**** STORED DATA

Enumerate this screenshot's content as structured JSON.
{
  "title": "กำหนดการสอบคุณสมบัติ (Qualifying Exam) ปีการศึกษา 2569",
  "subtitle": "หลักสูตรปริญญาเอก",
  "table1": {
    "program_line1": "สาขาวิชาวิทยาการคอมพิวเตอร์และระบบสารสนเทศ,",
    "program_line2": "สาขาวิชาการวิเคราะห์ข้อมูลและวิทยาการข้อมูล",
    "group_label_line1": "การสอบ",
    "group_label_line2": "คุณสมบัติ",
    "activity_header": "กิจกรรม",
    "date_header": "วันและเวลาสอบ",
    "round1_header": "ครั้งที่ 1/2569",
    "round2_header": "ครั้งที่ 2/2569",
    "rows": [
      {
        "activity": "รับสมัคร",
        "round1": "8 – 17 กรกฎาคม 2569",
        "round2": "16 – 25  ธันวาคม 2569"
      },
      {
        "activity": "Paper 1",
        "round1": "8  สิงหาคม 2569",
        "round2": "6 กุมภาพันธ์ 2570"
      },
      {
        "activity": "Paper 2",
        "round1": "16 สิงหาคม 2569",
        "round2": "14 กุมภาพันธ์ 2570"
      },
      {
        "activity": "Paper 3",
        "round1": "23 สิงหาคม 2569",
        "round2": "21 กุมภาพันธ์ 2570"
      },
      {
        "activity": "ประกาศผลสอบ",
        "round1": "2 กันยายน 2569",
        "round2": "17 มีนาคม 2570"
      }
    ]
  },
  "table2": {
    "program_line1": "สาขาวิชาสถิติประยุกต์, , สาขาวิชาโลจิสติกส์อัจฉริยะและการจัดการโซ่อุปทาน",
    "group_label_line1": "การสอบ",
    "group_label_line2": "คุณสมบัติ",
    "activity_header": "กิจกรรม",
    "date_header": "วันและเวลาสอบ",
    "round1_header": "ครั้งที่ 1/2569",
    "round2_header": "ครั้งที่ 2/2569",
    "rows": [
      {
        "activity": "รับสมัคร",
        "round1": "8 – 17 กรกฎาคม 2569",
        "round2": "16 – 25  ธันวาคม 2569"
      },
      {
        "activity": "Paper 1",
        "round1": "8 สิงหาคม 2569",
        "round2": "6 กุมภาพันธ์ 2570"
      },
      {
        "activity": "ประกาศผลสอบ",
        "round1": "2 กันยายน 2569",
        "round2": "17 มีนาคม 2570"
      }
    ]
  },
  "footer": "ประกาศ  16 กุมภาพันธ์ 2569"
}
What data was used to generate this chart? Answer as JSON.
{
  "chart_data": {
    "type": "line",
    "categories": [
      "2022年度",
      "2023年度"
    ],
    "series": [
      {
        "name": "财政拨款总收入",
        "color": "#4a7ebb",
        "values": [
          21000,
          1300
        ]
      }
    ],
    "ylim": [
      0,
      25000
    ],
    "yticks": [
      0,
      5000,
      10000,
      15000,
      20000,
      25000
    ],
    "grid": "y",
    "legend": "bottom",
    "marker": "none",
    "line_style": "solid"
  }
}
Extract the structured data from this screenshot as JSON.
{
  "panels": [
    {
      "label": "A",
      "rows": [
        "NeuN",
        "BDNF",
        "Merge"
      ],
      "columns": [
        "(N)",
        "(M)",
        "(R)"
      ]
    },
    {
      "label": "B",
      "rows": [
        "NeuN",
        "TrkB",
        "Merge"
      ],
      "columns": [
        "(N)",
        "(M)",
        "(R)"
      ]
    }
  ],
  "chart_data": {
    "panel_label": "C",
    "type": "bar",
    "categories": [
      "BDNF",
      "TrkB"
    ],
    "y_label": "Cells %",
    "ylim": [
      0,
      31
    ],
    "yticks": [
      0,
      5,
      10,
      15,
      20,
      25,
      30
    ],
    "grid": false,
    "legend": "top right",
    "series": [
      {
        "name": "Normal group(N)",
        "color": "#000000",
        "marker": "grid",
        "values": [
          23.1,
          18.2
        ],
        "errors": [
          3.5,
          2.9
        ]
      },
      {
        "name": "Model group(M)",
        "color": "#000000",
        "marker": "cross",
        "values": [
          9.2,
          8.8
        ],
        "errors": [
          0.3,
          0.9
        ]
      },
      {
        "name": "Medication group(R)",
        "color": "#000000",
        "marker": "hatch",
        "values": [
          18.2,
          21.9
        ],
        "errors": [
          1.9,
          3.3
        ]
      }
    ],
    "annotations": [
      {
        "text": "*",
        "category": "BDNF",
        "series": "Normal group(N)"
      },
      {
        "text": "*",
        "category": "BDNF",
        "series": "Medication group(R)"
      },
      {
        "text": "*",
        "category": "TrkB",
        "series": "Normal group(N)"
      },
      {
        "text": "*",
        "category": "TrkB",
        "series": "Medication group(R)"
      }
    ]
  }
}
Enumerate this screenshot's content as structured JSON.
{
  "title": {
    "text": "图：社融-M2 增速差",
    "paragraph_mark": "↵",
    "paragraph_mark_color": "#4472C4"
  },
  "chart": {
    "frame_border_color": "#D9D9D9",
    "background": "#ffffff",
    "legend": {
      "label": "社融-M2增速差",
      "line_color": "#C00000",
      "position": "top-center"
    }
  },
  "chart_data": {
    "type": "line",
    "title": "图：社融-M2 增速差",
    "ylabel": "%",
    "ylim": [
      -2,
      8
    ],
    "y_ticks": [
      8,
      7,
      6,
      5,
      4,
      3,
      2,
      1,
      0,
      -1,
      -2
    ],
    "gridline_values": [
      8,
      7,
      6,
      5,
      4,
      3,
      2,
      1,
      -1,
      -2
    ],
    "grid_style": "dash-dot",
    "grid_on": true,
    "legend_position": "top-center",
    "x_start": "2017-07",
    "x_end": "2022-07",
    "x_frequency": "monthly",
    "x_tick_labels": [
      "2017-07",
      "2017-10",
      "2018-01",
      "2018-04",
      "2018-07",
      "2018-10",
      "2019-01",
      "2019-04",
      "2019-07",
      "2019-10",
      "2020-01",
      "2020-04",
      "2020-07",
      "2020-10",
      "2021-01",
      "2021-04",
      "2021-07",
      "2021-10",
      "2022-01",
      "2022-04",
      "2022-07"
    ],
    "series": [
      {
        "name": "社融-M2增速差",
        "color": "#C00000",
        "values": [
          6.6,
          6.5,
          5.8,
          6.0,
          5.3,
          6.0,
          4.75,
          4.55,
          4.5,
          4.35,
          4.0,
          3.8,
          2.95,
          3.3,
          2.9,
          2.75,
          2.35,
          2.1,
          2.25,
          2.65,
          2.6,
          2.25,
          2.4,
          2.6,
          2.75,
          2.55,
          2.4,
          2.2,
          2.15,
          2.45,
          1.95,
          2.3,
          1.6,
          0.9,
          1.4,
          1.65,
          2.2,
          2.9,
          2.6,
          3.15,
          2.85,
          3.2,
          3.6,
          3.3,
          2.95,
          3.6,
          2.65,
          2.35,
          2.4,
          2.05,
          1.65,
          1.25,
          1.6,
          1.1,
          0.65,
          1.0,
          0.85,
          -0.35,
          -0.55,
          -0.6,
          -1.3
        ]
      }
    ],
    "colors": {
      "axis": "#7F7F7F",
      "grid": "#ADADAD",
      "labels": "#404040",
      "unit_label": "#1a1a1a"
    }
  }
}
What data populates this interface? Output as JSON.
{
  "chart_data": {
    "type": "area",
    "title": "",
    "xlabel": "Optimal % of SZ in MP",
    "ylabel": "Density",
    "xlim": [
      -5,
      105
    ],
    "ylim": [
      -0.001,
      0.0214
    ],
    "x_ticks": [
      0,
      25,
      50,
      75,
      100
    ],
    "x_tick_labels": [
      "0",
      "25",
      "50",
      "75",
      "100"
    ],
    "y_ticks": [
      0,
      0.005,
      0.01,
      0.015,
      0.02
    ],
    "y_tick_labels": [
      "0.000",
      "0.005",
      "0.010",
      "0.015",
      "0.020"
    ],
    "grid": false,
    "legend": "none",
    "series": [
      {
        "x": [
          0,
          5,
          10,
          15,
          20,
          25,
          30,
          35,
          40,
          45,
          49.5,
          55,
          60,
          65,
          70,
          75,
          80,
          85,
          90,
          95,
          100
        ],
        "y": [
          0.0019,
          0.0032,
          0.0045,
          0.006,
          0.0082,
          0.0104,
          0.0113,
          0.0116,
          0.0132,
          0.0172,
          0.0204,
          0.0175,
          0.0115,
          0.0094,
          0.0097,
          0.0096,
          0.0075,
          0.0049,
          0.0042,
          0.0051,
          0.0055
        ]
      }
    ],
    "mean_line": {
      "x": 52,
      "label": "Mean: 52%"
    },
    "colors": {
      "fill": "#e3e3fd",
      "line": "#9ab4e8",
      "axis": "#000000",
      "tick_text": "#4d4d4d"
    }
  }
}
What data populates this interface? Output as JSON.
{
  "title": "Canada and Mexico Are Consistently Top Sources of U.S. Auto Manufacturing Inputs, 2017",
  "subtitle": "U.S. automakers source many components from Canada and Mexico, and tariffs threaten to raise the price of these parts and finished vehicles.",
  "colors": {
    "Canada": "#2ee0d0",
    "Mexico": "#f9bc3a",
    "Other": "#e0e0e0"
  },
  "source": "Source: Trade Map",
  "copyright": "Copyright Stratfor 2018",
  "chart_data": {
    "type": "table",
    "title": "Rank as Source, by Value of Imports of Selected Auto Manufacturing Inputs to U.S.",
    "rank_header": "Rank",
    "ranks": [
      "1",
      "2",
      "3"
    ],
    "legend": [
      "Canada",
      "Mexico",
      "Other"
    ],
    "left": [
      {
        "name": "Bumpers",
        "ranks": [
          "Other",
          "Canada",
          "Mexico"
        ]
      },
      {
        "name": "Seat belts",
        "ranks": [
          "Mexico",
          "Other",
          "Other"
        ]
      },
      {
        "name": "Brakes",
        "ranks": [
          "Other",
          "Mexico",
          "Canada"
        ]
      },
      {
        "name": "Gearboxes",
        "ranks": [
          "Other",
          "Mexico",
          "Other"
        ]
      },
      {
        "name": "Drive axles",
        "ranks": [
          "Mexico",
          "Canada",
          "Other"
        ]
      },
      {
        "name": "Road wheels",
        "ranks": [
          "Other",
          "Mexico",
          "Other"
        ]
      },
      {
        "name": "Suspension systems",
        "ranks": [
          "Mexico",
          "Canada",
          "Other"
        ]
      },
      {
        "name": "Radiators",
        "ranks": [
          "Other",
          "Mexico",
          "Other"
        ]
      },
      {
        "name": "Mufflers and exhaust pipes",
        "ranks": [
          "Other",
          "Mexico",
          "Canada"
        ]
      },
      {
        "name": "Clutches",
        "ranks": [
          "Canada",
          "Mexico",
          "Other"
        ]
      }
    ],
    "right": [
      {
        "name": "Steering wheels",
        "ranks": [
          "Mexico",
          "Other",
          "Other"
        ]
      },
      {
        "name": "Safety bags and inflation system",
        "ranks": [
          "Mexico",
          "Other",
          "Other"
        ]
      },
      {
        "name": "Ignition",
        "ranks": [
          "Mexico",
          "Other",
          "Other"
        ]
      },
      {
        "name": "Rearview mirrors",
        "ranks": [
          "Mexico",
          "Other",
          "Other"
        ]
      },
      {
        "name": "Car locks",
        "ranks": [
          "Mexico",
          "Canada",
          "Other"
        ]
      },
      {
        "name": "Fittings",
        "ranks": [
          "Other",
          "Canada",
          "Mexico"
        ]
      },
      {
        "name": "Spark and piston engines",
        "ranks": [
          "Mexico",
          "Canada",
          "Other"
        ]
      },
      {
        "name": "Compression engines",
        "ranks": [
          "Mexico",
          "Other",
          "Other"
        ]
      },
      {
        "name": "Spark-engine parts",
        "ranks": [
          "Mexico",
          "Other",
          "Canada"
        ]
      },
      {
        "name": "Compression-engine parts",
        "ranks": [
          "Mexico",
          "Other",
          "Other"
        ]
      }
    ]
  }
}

********

**PROBLEM DETAILS:**
Return each line that includes "Manufacturing".

**OUTPUT FOR THIS EXERCISE:**
  "title": "Canada and Mexico Are Consistently Top Sources of U.S. Auto Manufacturing Inputs, 2017",
    "title": "Rank as Source, by Value of Imports of Selected Auto Manufacturing Inputs to U.S.",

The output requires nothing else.